__Problem to solve__: Without the images, output each record below as it stands.

__Records for processing__:
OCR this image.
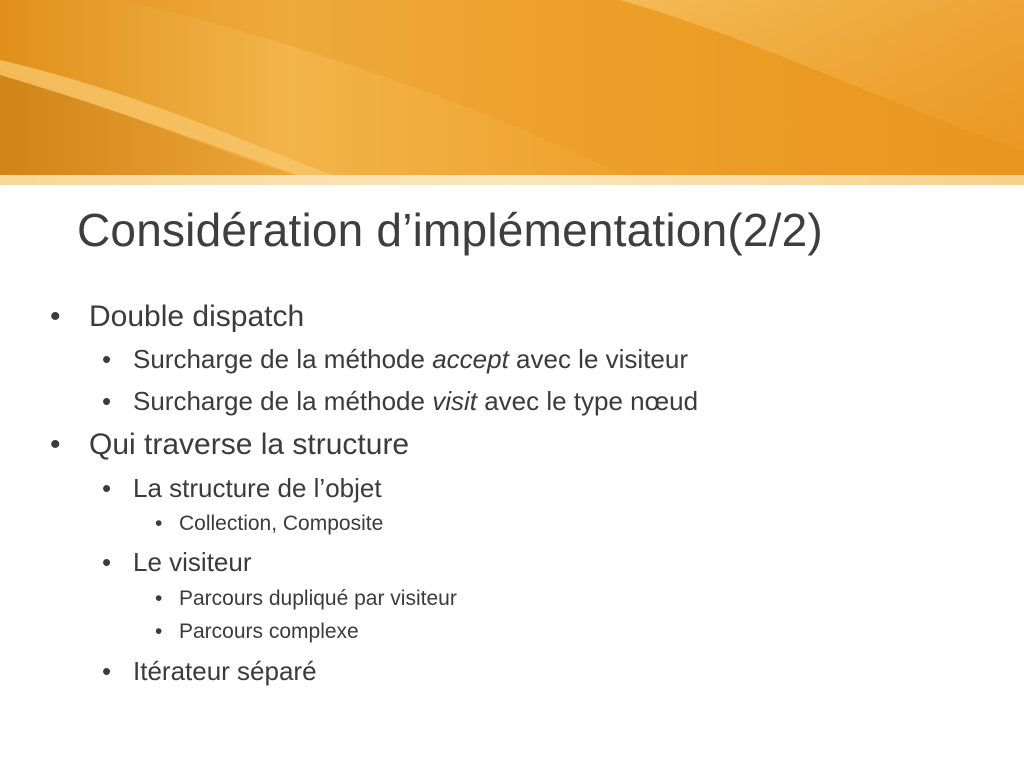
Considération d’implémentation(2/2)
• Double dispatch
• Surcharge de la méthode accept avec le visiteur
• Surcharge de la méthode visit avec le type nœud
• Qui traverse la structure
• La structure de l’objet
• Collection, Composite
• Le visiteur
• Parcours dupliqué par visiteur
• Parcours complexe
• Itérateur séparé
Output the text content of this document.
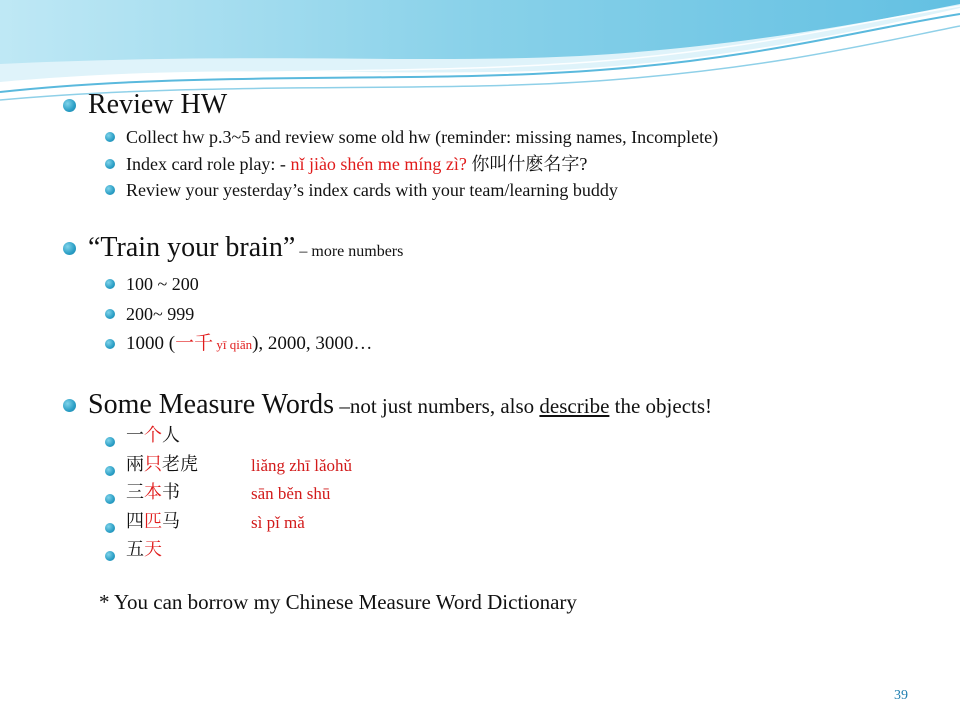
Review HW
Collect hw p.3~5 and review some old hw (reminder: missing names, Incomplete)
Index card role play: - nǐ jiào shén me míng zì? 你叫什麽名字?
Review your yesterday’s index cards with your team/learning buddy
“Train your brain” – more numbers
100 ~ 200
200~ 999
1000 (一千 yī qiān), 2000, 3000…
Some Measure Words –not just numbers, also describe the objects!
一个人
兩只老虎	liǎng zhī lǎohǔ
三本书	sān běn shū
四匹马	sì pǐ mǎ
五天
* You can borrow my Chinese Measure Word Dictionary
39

__Task response__:
OCR this image.
Considération d’implémentation(2/2)
• Double dispatch
• Surcharge de la méthode accept avec le visiteur
• Surcharge de la méthode visit avec le type nœud
• Qui traverse la structure
• La structure de l’objet
• Collection, Composite
• Le visiteur
• Parcours dupliqué par visiteur
• Parcours complexe
• Itérateur séparé
Output the text content of this document.
Review HW
Collect hw p.3~5 and review some old hw (reminder: missing names, Incomplete)
Index card role play: - nǐ jiào shén me míng zì? 你叫什麽名字?
Review your yesterday’s index cards with your team/learning buddy
“Train your brain” – more numbers
100 ~ 200
200~ 999
1000 (一千 yī qiān), 2000, 3000…
Some Measure Words –not just numbers, also describe the objects!
一个人
兩只老虎	liǎng zhī lǎohǔ
三本书	sān běn shū
四匹马	sì pǐ mǎ
五天
* You can borrow my Chinese Measure Word Dictionary
39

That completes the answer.